Work to be completed:
Using the data below, repeat all of it precisely.

--- BEGIN Exercise material ---

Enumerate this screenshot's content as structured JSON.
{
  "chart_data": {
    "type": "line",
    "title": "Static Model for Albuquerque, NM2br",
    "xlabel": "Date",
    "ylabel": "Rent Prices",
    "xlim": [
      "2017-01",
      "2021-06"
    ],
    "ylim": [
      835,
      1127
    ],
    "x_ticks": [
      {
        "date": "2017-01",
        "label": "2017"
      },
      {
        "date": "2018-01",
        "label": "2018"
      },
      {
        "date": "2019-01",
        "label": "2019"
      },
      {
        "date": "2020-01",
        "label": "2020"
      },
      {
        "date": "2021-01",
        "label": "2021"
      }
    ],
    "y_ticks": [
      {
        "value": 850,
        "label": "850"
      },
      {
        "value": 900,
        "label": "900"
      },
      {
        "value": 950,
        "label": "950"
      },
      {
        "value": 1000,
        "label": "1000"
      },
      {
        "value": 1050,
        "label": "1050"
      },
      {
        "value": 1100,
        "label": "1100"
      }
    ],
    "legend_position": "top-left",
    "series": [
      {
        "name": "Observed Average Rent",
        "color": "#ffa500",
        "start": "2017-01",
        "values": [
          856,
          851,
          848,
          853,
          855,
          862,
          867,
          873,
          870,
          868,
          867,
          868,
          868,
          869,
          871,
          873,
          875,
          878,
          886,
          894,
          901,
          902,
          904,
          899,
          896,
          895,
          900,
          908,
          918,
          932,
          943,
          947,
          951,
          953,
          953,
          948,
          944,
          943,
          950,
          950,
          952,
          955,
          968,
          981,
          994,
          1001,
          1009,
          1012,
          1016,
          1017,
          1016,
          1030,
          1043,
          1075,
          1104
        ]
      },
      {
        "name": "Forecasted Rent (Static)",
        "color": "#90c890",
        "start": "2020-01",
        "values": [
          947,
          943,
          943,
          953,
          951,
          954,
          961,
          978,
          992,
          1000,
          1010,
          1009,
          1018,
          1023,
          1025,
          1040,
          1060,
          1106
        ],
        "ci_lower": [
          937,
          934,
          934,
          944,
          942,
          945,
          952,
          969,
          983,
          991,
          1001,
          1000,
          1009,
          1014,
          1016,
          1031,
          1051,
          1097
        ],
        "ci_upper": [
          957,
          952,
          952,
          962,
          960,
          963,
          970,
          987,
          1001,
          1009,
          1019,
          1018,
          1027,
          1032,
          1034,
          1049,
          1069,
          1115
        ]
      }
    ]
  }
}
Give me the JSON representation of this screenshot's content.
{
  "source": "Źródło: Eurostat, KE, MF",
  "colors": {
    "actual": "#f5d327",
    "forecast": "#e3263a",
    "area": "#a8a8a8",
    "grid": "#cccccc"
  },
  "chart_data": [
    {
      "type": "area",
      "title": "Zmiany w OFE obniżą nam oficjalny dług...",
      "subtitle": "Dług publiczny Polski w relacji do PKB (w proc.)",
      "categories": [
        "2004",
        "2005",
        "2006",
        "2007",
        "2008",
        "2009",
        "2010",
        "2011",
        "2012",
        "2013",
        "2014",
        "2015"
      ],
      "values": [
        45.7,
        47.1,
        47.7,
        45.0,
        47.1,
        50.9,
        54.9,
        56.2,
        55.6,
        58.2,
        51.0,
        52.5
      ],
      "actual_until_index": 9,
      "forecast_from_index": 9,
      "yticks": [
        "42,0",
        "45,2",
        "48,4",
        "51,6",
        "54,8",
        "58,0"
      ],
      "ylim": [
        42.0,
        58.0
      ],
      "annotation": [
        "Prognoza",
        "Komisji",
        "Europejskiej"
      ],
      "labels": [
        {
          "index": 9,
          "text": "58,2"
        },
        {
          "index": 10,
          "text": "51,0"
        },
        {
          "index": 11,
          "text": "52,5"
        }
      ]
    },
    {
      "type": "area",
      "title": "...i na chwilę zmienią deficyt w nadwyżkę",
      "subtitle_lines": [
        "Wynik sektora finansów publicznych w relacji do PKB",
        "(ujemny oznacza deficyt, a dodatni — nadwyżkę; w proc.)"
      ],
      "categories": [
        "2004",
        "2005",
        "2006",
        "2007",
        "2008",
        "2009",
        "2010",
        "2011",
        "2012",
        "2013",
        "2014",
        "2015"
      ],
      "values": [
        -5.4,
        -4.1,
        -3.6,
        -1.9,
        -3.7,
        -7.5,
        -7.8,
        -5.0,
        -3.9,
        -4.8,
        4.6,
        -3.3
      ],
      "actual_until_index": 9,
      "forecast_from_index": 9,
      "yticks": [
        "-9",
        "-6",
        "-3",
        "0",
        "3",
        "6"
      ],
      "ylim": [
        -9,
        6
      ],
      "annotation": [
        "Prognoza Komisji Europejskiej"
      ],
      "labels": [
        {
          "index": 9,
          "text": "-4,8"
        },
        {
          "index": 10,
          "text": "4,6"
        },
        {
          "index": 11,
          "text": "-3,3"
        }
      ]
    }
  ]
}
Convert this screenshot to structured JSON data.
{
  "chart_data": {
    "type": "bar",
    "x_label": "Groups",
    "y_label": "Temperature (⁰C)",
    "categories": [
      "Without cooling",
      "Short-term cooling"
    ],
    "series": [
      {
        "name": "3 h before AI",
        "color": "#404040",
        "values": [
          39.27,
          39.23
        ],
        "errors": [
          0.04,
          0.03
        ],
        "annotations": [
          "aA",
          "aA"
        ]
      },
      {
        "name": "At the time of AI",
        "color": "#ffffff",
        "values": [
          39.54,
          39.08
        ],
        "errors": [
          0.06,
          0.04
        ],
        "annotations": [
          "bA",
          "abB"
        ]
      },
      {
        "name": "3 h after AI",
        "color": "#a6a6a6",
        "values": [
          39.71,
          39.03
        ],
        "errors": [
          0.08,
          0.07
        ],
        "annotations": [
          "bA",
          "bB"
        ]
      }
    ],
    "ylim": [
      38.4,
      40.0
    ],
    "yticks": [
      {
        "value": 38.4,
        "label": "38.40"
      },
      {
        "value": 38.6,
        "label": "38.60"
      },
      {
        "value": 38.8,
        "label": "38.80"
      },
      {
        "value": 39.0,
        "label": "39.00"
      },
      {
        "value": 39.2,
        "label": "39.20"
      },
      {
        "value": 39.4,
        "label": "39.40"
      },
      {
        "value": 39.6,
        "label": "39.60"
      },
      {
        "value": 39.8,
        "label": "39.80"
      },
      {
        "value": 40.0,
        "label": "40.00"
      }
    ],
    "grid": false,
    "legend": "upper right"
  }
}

--- END Exercise material ---

Result for this exercise:
Enumerate this screenshot's content as structured JSON.
{
  "chart_data": {
    "type": "line",
    "title": "Static Model for Albuquerque, NM2br",
    "xlabel": "Date",
    "ylabel": "Rent Prices",
    "xlim": [
      "2017-01",
      "2021-06"
    ],
    "ylim": [
      835,
      1127
    ],
    "x_ticks": [
      {
        "date": "2017-01",
        "label": "2017"
      },
      {
        "date": "2018-01",
        "label": "2018"
      },
      {
        "date": "2019-01",
        "label": "2019"
      },
      {
        "date": "2020-01",
        "label": "2020"
      },
      {
        "date": "2021-01",
        "label": "2021"
      }
    ],
    "y_ticks": [
      {
        "value": 850,
        "label": "850"
      },
      {
        "value": 900,
        "label": "900"
      },
      {
        "value": 950,
        "label": "950"
      },
      {
        "value": 1000,
        "label": "1000"
      },
      {
        "value": 1050,
        "label": "1050"
      },
      {
        "value": 1100,
        "label": "1100"
      }
    ],
    "legend_position": "top-left",
    "series": [
      {
        "name": "Observed Average Rent",
        "color": "#ffa500",
        "start": "2017-01",
        "values": [
          856,
          851,
          848,
          853,
          855,
          862,
          867,
          873,
          870,
          868,
          867,
          868,
          868,
          869,
          871,
          873,
          875,
          878,
          886,
          894,
          901,
          902,
          904,
          899,
          896,
          895,
          900,
          908,
          918,
          932,
          943,
          947,
          951,
          953,
          953,
          948,
          944,
          943,
          950,
          950,
          952,
          955,
          968,
          981,
          994,
          1001,
          1009,
          1012,
          1016,
          1017,
          1016,
          1030,
          1043,
          1075,
          1104
        ]
      },
      {
        "name": "Forecasted Rent (Static)",
        "color": "#90c890",
        "start": "2020-01",
        "values": [
          947,
          943,
          943,
          953,
          951,
          954,
          961,
          978,
          992,
          1000,
          1010,
          1009,
          1018,
          1023,
          1025,
          1040,
          1060,
          1106
        ],
        "ci_lower": [
          937,
          934,
          934,
          944,
          942,
          945,
          952,
          969,
          983,
          991,
          1001,
          1000,
          1009,
          1014,
          1016,
          1031,
          1051,
          1097
        ],
        "ci_upper": [
          957,
          952,
          952,
          962,
          960,
          963,
          970,
          987,
          1001,
          1009,
          1019,
          1018,
          1027,
          1032,
          1034,
          1049,
          1069,
          1115
        ]
      }
    ]
  }
}
Give me the JSON representation of this screenshot's content.
{
  "source": "Źródło: Eurostat, KE, MF",
  "colors": {
    "actual": "#f5d327",
    "forecast": "#e3263a",
    "area": "#a8a8a8",
    "grid": "#cccccc"
  },
  "chart_data": [
    {
      "type": "area",
      "title": "Zmiany w OFE obniżą nam oficjalny dług...",
      "subtitle": "Dług publiczny Polski w relacji do PKB (w proc.)",
      "categories": [
        "2004",
        "2005",
        "2006",
        "2007",
        "2008",
        "2009",
        "2010",
        "2011",
        "2012",
        "2013",
        "2014",
        "2015"
      ],
      "values": [
        45.7,
        47.1,
        47.7,
        45.0,
        47.1,
        50.9,
        54.9,
        56.2,
        55.6,
        58.2,
        51.0,
        52.5
      ],
      "actual_until_index": 9,
      "forecast_from_index": 9,
      "yticks": [
        "42,0",
        "45,2",
        "48,4",
        "51,6",
        "54,8",
        "58,0"
      ],
      "ylim": [
        42.0,
        58.0
      ],
      "annotation": [
        "Prognoza",
        "Komisji",
        "Europejskiej"
      ],
      "labels": [
        {
          "index": 9,
          "text": "58,2"
        },
        {
          "index": 10,
          "text": "51,0"
        },
        {
          "index": 11,
          "text": "52,5"
        }
      ]
    },
    {
      "type": "area",
      "title": "...i na chwilę zmienią deficyt w nadwyżkę",
      "subtitle_lines": [
        "Wynik sektora finansów publicznych w relacji do PKB",
        "(ujemny oznacza deficyt, a dodatni — nadwyżkę; w proc.)"
      ],
      "categories": [
        "2004",
        "2005",
        "2006",
        "2007",
        "2008",
        "2009",
        "2010",
        "2011",
        "2012",
        "2013",
        "2014",
        "2015"
      ],
      "values": [
        -5.4,
        -4.1,
        -3.6,
        -1.9,
        -3.7,
        -7.5,
        -7.8,
        -5.0,
        -3.9,
        -4.8,
        4.6,
        -3.3
      ],
      "actual_until_index": 9,
      "forecast_from_index": 9,
      "yticks": [
        "-9",
        "-6",
        "-3",
        "0",
        "3",
        "6"
      ],
      "ylim": [
        -9,
        6
      ],
      "annotation": [
        "Prognoza Komisji Europejskiej"
      ],
      "labels": [
        {
          "index": 9,
          "text": "-4,8"
        },
        {
          "index": 10,
          "text": "4,6"
        },
        {
          "index": 11,
          "text": "-3,3"
        }
      ]
    }
  ]
}
Convert this screenshot to structured JSON data.
{
  "chart_data": {
    "type": "bar",
    "x_label": "Groups",
    "y_label": "Temperature (⁰C)",
    "categories": [
      "Without cooling",
      "Short-term cooling"
    ],
    "series": [
      {
        "name": "3 h before AI",
        "color": "#404040",
        "values": [
          39.27,
          39.23
        ],
        "errors": [
          0.04,
          0.03
        ],
        "annotations": [
          "aA",
          "aA"
        ]
      },
      {
        "name": "At the time of AI",
        "color": "#ffffff",
        "values": [
          39.54,
          39.08
        ],
        "errors": [
          0.06,
          0.04
        ],
        "annotations": [
          "bA",
          "abB"
        ]
      },
      {
        "name": "3 h after AI",
        "color": "#a6a6a6",
        "values": [
          39.71,
          39.03
        ],
        "errors": [
          0.08,
          0.07
        ],
        "annotations": [
          "bA",
          "bB"
        ]
      }
    ],
    "ylim": [
      38.4,
      40.0
    ],
    "yticks": [
      {
        "value": 38.4,
        "label": "38.40"
      },
      {
        "value": 38.6,
        "label": "38.60"
      },
      {
        "value": 38.8,
        "label": "38.80"
      },
      {
        "value": 39.0,
        "label": "39.00"
      },
      {
        "value": 39.2,
        "label": "39.20"
      },
      {
        "value": 39.4,
        "label": "39.40"
      },
      {
        "value": 39.6,
        "label": "39.60"
      },
      {
        "value": 39.8,
        "label": "39.80"
      },
      {
        "value": 40.0,
        "label": "40.00"
      }
    ],
    "grid": false,
    "legend": "upper right"
  }
}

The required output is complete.